+++ RECORDS SHOWN +++

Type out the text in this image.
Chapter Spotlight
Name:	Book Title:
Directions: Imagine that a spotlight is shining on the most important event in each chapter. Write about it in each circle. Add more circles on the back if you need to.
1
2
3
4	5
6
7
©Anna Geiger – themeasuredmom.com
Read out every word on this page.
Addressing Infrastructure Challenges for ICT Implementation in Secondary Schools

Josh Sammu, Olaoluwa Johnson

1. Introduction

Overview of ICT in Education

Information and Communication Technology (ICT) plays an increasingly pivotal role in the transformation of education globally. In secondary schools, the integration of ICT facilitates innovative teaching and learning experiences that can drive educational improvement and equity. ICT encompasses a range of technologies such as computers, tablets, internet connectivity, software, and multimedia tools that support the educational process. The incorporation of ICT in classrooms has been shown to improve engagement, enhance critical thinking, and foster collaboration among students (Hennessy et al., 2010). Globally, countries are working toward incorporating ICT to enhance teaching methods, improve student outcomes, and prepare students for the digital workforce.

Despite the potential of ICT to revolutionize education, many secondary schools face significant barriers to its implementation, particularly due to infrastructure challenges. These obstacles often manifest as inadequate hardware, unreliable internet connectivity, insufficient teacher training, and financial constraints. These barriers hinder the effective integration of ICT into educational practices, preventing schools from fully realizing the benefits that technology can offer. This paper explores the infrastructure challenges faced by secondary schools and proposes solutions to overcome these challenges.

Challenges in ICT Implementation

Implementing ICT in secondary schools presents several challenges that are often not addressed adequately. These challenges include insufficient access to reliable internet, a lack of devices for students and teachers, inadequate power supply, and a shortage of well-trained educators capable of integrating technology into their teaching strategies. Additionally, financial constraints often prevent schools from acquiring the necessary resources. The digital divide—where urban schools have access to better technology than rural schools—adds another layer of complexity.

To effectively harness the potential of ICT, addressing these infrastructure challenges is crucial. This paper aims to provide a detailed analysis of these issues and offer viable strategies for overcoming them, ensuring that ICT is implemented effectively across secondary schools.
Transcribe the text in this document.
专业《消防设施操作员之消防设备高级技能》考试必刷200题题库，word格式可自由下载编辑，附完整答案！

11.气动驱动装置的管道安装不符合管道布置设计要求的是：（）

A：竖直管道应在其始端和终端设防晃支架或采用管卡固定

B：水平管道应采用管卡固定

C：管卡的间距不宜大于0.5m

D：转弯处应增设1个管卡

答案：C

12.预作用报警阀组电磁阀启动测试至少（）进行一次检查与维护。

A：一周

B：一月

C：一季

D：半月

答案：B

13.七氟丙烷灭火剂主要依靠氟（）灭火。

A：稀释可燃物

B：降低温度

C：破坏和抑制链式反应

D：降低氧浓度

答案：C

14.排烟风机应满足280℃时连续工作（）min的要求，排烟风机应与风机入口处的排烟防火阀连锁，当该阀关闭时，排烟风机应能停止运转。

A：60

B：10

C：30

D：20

+++

WHAT THE TASK ASKS:
Retype only the lines running from the line with "Transcribe the text in this document." to the end of the listing, including both of those lines.

FINISHED ANSWER:
Transcribe the text in this document.
专业《消防设施操作员之消防设备高级技能》考试必刷200题题库，word格式可自由下载编辑，附完整答案！

11.气动驱动装置的管道安装不符合管道布置设计要求的是：（）

A：竖直管道应在其始端和终端设防晃支架或采用管卡固定

B：水平管道应采用管卡固定

C：管卡的间距不宜大于0.5m

D：转弯处应增设1个管卡

答案：C

12.预作用报警阀组电磁阀启动测试至少（）进行一次检查与维护。

A：一周

B：一月

C：一季

D：半月

答案：B

13.七氟丙烷灭火剂主要依靠氟（）灭火。

A：稀释可燃物

B：降低温度

C：破坏和抑制链式反应

D：降低氧浓度

答案：C

14.排烟风机应满足280℃时连续工作（）min的要求，排烟风机应与风机入口处的排烟防火阀连锁，当该阀关闭时，排烟风机应能停止运转。

A：60

B：10

C：30

D：20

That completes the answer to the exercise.